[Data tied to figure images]

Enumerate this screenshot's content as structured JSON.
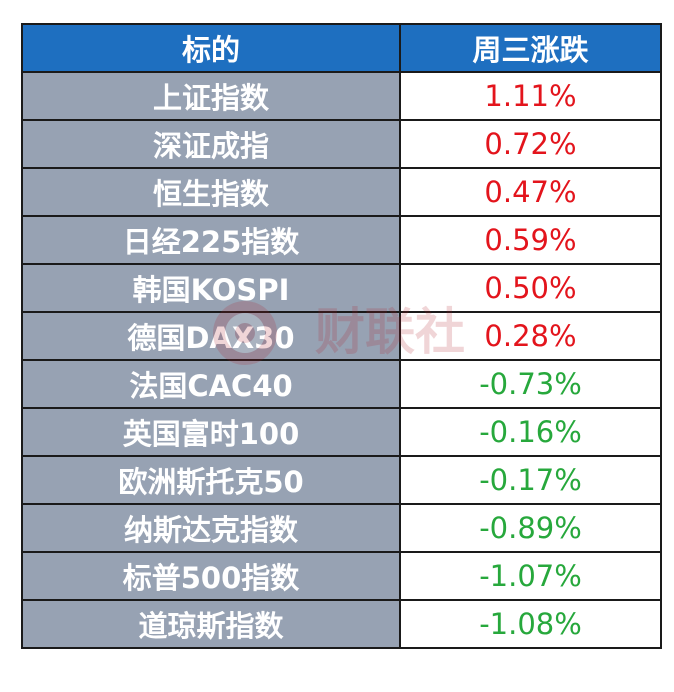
{
  "header": {
    "col_name": "标的",
    "col_change": "周三涨跌"
  },
  "colors": {
    "header_bg": "#1e6fc0",
    "name_bg": "#97a2b3",
    "up": "#e3141c",
    "down": "#27a83c"
  },
  "rows": [
    {
      "name": "上证指数",
      "change": "1.11%",
      "direction": "up"
    },
    {
      "name": "深证成指",
      "change": "0.72%",
      "direction": "up"
    },
    {
      "name": "恒生指数",
      "change": "0.47%",
      "direction": "up"
    },
    {
      "name": "日经225指数",
      "change": "0.59%",
      "direction": "up"
    },
    {
      "name": "韩国KOSPI",
      "change": "0.50%",
      "direction": "up"
    },
    {
      "name": "德国DAX30",
      "change": "0.28%",
      "direction": "up"
    },
    {
      "name": "法国CAC40",
      "change": "-0.73%",
      "direction": "down"
    },
    {
      "name": "英国富时100",
      "change": "-0.16%",
      "direction": "down"
    },
    {
      "name": "欧洲斯托克50",
      "change": "-0.17%",
      "direction": "down"
    },
    {
      "name": "纳斯达克指数",
      "change": "-0.89%",
      "direction": "down"
    },
    {
      "name": "标普500指数",
      "change": "-1.07%",
      "direction": "down"
    },
    {
      "name": "道琼斯指数",
      "change": "-1.08%",
      "direction": "down"
    }
  ],
  "watermark": {
    "text": "财联社",
    "icon": "cls-logo-icon"
  }
}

GOAL - Retype the entries word for word. Omit any images.

RESPONSE TO THE EXERCISE -
Enumerate this screenshot's content as structured JSON.
{
  "header": {
    "col_name": "标的",
    "col_change": "周三涨跌"
  },
  "colors": {
    "header_bg": "#1e6fc0",
    "name_bg": "#97a2b3",
    "up": "#e3141c",
    "down": "#27a83c"
  },
  "rows": [
    {
      "name": "上证指数",
      "change": "1.11%",
      "direction": "up"
    },
    {
      "name": "深证成指",
      "change": "0.72%",
      "direction": "up"
    },
    {
      "name": "恒生指数",
      "change": "0.47%",
      "direction": "up"
    },
    {
      "name": "日经225指数",
      "change": "0.59%",
      "direction": "up"
    },
    {
      "name": "韩国KOSPI",
      "change": "0.50%",
      "direction": "up"
    },
    {
      "name": "德国DAX30",
      "change": "0.28%",
      "direction": "up"
    },
    {
      "name": "法国CAC40",
      "change": "-0.73%",
      "direction": "down"
    },
    {
      "name": "英国富时100",
      "change": "-0.16%",
      "direction": "down"
    },
    {
      "name": "欧洲斯托克50",
      "change": "-0.17%",
      "direction": "down"
    },
    {
      "name": "纳斯达克指数",
      "change": "-0.89%",
      "direction": "down"
    },
    {
      "name": "标普500指数",
      "change": "-1.07%",
      "direction": "down"
    },
    {
      "name": "道琼斯指数",
      "change": "-1.08%",
      "direction": "down"
    }
  ],
  "watermark": {
    "text": "财联社",
    "icon": "cls-logo-icon"
  }
}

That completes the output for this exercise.